- **TASK PROMPT**:
Repeat all of the material exactly as given.

- **EXERCISE DATA**:
-- Begin --

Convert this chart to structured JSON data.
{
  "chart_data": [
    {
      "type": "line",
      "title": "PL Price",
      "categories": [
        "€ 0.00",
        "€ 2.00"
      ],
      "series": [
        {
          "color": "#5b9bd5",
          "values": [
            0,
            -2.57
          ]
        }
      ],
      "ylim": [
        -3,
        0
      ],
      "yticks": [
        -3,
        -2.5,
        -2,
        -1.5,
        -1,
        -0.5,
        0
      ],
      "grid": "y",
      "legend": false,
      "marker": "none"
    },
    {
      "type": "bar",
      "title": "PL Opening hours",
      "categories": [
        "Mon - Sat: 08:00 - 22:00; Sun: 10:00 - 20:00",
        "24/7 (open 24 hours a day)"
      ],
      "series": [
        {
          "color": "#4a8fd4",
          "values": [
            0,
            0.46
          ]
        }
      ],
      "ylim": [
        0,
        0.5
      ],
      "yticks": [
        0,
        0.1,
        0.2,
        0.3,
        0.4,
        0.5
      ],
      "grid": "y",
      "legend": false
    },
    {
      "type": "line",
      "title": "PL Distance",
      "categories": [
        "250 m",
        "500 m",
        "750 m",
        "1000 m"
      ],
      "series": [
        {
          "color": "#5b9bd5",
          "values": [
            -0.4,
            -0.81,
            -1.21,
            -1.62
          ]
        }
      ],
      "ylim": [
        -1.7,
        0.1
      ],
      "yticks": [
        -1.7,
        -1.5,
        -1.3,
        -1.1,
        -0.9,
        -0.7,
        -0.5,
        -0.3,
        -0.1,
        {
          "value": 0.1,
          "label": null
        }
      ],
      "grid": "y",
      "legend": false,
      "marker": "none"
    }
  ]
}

-- End --

- **IN RESPONSE**:
Convert this chart to structured JSON data.
{
  "chart_data": [
    {
      "type": "line",
      "title": "PL Price",
      "categories": [
        "€ 0.00",
        "€ 2.00"
      ],
      "series": [
        {
          "color": "#5b9bd5",
          "values": [
            0,
            -2.57
          ]
        }
      ],
      "ylim": [
        -3,
        0
      ],
      "yticks": [
        -3,
        -2.5,
        -2,
        -1.5,
        -1,
        -0.5,
        0
      ],
      "grid": "y",
      "legend": false,
      "marker": "none"
    },
    {
      "type": "bar",
      "title": "PL Opening hours",
      "categories": [
        "Mon - Sat: 08:00 - 22:00; Sun: 10:00 - 20:00",
        "24/7 (open 24 hours a day)"
      ],
      "series": [
        {
          "color": "#4a8fd4",
          "values": [
            0,
            0.46
          ]
        }
      ],
      "ylim": [
        0,
        0.5
      ],
      "yticks": [
        0,
        0.1,
        0.2,
        0.3,
        0.4,
        0.5
      ],
      "grid": "y",
      "legend": false
    },
    {
      "type": "line",
      "title": "PL Distance",
      "categories": [
        "250 m",
        "500 m",
        "750 m",
        "1000 m"
      ],
      "series": [
        {
          "color": "#5b9bd5",
          "values": [
            -0.4,
            -0.81,
            -1.21,
            -1.62
          ]
        }
      ],
      "ylim": [
        -1.7,
        0.1
      ],
      "yticks": [
        -1.7,
        -1.5,
        -1.3,
        -1.1,
        -0.9,
        -0.7,
        -0.5,
        -0.3,
        -0.1,
        {
          "value": 0.1,
          "label": null
        }
      ],
      "grid": "y",
      "legend": false,
      "marker": "none"
    }
  ]
}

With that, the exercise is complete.